* [PROMPT]
Return each line of the data below verbatim; pictures are to be left out.

[Dataset entries]
|---|
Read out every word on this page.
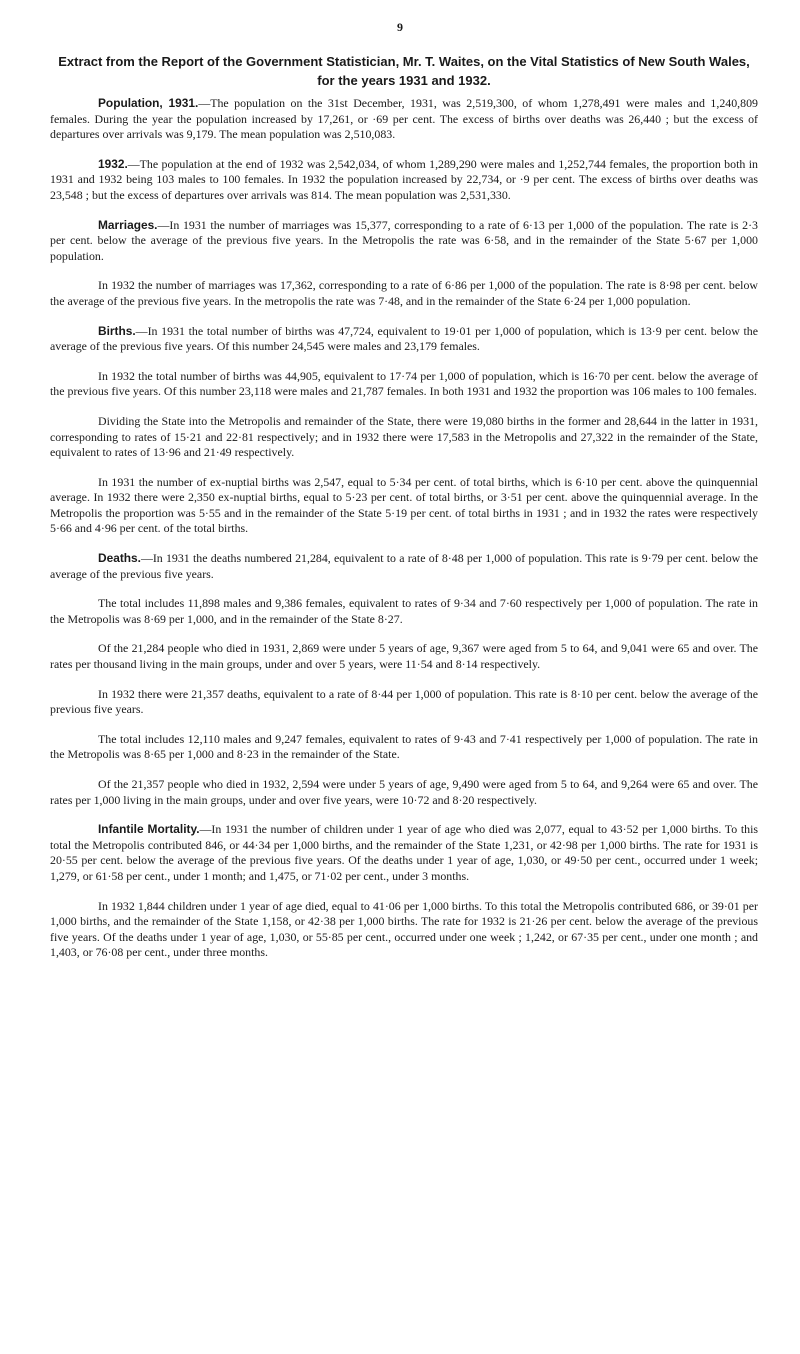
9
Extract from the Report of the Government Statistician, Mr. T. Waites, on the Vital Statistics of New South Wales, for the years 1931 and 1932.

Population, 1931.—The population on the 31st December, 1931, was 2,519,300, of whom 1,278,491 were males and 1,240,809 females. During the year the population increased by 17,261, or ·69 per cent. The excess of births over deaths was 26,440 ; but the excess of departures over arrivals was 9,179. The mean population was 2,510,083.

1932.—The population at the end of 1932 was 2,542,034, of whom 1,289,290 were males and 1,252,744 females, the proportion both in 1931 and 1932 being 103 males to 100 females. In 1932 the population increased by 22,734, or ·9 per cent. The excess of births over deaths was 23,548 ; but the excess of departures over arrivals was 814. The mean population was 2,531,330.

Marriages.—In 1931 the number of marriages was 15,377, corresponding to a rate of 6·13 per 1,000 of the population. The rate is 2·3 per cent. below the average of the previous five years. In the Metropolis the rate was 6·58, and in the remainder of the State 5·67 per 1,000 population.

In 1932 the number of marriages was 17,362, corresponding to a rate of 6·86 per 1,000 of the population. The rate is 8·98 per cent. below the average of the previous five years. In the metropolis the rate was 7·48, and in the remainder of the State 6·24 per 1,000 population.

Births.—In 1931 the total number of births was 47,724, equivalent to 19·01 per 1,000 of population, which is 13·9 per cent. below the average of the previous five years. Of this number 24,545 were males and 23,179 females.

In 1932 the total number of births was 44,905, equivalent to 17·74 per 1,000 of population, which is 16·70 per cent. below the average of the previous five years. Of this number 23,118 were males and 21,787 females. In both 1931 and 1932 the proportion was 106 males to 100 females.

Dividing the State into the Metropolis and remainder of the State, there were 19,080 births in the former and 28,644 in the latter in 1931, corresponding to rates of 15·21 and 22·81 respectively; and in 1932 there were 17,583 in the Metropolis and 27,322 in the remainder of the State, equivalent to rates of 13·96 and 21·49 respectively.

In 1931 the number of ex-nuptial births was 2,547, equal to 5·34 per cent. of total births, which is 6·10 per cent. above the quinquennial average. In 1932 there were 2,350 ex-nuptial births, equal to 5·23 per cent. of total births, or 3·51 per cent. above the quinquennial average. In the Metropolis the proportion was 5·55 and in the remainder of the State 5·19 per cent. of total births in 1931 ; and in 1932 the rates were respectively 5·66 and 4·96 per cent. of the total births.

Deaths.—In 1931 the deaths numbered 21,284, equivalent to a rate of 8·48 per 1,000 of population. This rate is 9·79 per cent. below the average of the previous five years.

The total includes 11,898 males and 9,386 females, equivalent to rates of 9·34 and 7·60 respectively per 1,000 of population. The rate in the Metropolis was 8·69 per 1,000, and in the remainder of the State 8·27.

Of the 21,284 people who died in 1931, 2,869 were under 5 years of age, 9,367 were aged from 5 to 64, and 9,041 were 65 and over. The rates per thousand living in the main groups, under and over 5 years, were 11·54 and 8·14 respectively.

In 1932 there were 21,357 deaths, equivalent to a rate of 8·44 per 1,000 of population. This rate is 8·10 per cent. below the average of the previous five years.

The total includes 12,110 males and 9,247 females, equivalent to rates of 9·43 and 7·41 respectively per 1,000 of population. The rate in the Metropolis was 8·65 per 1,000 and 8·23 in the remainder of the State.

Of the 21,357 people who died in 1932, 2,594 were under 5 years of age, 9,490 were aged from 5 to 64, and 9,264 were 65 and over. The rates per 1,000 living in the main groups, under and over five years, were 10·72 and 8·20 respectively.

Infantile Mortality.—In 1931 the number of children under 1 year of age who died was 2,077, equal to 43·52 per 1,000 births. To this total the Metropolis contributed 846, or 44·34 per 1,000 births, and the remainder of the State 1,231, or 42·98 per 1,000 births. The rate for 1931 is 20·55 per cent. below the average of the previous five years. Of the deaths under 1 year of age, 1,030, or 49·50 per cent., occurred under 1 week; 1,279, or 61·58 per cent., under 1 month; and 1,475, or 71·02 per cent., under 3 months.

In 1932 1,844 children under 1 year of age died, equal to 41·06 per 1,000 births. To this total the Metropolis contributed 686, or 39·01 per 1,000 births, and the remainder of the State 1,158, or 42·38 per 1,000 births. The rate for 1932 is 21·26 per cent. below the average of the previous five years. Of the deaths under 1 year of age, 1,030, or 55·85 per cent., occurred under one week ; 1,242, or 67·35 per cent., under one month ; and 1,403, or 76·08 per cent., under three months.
|---|
* [REPLY TO THE EXERCISE]
Read out every word on this page.
9
Extract from the Report of the Government Statistician, Mr. T. Waites, on the Vital Statistics of New South Wales, for the years 1931 and 1932.

Population, 1931.—The population on the 31st December, 1931, was 2,519,300, of whom 1,278,491 were males and 1,240,809 females. During the year the population increased by 17,261, or ·69 per cent. The excess of births over deaths was 26,440 ; but the excess of departures over arrivals was 9,179. The mean population was 2,510,083.

1932.—The population at the end of 1932 was 2,542,034, of whom 1,289,290 were males and 1,252,744 females, the proportion both in 1931 and 1932 being 103 males to 100 females. In 1932 the population increased by 22,734, or ·9 per cent. The excess of births over deaths was 23,548 ; but the excess of departures over arrivals was 814. The mean population was 2,531,330.

Marriages.—In 1931 the number of marriages was 15,377, corresponding to a rate of 6·13 per 1,000 of the population. The rate is 2·3 per cent. below the average of the previous five years. In the Metropolis the rate was 6·58, and in the remainder of the State 5·67 per 1,000 population.

In 1932 the number of marriages was 17,362, corresponding to a rate of 6·86 per 1,000 of the population. The rate is 8·98 per cent. below the average of the previous five years. In the metropolis the rate was 7·48, and in the remainder of the State 6·24 per 1,000 population.

Births.—In 1931 the total number of births was 47,724, equivalent to 19·01 per 1,000 of population, which is 13·9 per cent. below the average of the previous five years. Of this number 24,545 were males and 23,179 females.

In 1932 the total number of births was 44,905, equivalent to 17·74 per 1,000 of population, which is 16·70 per cent. below the average of the previous five years. Of this number 23,118 were males and 21,787 females. In both 1931 and 1932 the proportion was 106 males to 100 females.

Dividing the State into the Metropolis and remainder of the State, there were 19,080 births in the former and 28,644 in the latter in 1931, corresponding to rates of 15·21 and 22·81 respectively; and in 1932 there were 17,583 in the Metropolis and 27,322 in the remainder of the State, equivalent to rates of 13·96 and 21·49 respectively.

In 1931 the number of ex-nuptial births was 2,547, equal to 5·34 per cent. of total births, which is 6·10 per cent. above the quinquennial average. In 1932 there were 2,350 ex-nuptial births, equal to 5·23 per cent. of total births, or 3·51 per cent. above the quinquennial average. In the Metropolis the proportion was 5·55 and in the remainder of the State 5·19 per cent. of total births in 1931 ; and in 1932 the rates were respectively 5·66 and 4·96 per cent. of the total births.

Deaths.—In 1931 the deaths numbered 21,284, equivalent to a rate of 8·48 per 1,000 of population. This rate is 9·79 per cent. below the average of the previous five years.

The total includes 11,898 males and 9,386 females, equivalent to rates of 9·34 and 7·60 respectively per 1,000 of population. The rate in the Metropolis was 8·69 per 1,000, and in the remainder of the State 8·27.

Of the 21,284 people who died in 1931, 2,869 were under 5 years of age, 9,367 were aged from 5 to 64, and 9,041 were 65 and over. The rates per thousand living in the main groups, under and over 5 years, were 11·54 and 8·14 respectively.

In 1932 there were 21,357 deaths, equivalent to a rate of 8·44 per 1,000 of population. This rate is 8·10 per cent. below the average of the previous five years.

The total includes 12,110 males and 9,247 females, equivalent to rates of 9·43 and 7·41 respectively per 1,000 of population. The rate in the Metropolis was 8·65 per 1,000 and 8·23 in the remainder of the State.

Of the 21,357 people who died in 1932, 2,594 were under 5 years of age, 9,490 were aged from 5 to 64, and 9,264 were 65 and over. The rates per 1,000 living in the main groups, under and over five years, were 10·72 and 8·20 respectively.

Infantile Mortality.—In 1931 the number of children under 1 year of age who died was 2,077, equal to 43·52 per 1,000 births. To this total the Metropolis contributed 846, or 44·34 per 1,000 births, and the remainder of the State 1,231, or 42·98 per 1,000 births. The rate for 1931 is 20·55 per cent. below the average of the previous five years. Of the deaths under 1 year of age, 1,030, or 49·50 per cent., occurred under 1 week; 1,279, or 61·58 per cent., under 1 month; and 1,475, or 71·02 per cent., under 3 months.

In 1932 1,844 children under 1 year of age died, equal to 41·06 per 1,000 births. To this total the Metropolis contributed 686, or 39·01 per 1,000 births, and the remainder of the State 1,158, or 42·38 per 1,000 births. The rate for 1932 is 21·26 per cent. below the average of the previous five years. Of the deaths under 1 year of age, 1,030, or 55·85 per cent., occurred under one week ; 1,242, or 67·35 per cent., under one month ; and 1,403, or 76·08 per cent., under three months.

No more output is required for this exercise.